• Data rows:
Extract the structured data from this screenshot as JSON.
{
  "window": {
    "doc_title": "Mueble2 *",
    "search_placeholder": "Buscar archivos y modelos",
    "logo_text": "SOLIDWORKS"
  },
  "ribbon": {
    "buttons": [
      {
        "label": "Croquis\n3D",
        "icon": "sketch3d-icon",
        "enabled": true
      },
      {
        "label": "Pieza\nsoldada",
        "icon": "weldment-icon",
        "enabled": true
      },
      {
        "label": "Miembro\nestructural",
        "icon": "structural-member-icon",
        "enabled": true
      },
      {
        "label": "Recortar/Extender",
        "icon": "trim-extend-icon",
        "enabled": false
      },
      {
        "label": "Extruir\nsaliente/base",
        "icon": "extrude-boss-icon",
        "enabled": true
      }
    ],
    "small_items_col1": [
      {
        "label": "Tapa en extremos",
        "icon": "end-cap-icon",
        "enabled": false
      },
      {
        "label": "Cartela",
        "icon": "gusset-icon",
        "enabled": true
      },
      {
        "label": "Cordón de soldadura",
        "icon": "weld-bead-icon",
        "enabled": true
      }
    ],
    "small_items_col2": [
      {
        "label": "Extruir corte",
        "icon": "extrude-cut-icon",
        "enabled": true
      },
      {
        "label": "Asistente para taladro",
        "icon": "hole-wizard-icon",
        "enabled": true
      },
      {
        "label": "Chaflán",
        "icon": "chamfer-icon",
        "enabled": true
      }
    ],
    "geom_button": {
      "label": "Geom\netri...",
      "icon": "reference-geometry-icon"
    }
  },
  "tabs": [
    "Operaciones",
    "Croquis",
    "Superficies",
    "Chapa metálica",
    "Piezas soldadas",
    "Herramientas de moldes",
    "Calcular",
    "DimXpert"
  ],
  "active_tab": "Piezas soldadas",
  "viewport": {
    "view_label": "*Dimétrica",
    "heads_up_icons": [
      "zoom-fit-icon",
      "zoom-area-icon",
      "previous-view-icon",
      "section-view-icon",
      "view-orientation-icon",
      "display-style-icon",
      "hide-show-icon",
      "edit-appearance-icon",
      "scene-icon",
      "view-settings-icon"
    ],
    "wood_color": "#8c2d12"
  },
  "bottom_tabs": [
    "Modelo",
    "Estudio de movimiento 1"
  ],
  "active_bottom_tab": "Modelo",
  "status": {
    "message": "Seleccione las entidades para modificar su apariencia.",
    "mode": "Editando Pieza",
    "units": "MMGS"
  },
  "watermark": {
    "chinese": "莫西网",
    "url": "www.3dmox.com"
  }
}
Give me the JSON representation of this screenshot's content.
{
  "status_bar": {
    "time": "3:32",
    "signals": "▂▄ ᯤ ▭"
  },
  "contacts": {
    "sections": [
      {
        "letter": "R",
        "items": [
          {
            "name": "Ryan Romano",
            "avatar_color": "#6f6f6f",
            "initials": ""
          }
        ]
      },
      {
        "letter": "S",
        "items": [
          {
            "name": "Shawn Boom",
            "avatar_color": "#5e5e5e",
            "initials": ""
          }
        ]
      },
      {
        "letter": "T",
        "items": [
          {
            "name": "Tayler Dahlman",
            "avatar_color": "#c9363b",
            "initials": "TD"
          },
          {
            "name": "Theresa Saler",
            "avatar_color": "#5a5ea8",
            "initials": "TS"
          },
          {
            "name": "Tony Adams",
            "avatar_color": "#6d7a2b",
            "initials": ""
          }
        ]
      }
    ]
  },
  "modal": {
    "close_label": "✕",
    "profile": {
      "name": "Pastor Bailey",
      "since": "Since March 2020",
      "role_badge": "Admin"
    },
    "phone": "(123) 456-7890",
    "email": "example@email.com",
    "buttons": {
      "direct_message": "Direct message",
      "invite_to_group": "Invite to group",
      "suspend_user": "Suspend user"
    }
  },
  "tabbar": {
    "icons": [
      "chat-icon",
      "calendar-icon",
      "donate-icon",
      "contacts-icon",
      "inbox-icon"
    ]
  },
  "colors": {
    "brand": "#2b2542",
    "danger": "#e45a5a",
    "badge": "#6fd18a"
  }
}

• Stated problem:
Filter the entries down to the lines containing "this". Copy each of those lines.

• Response:
Extract the structured data from this screenshot as JSON.
Give me the JSON representation of this screenshot's content.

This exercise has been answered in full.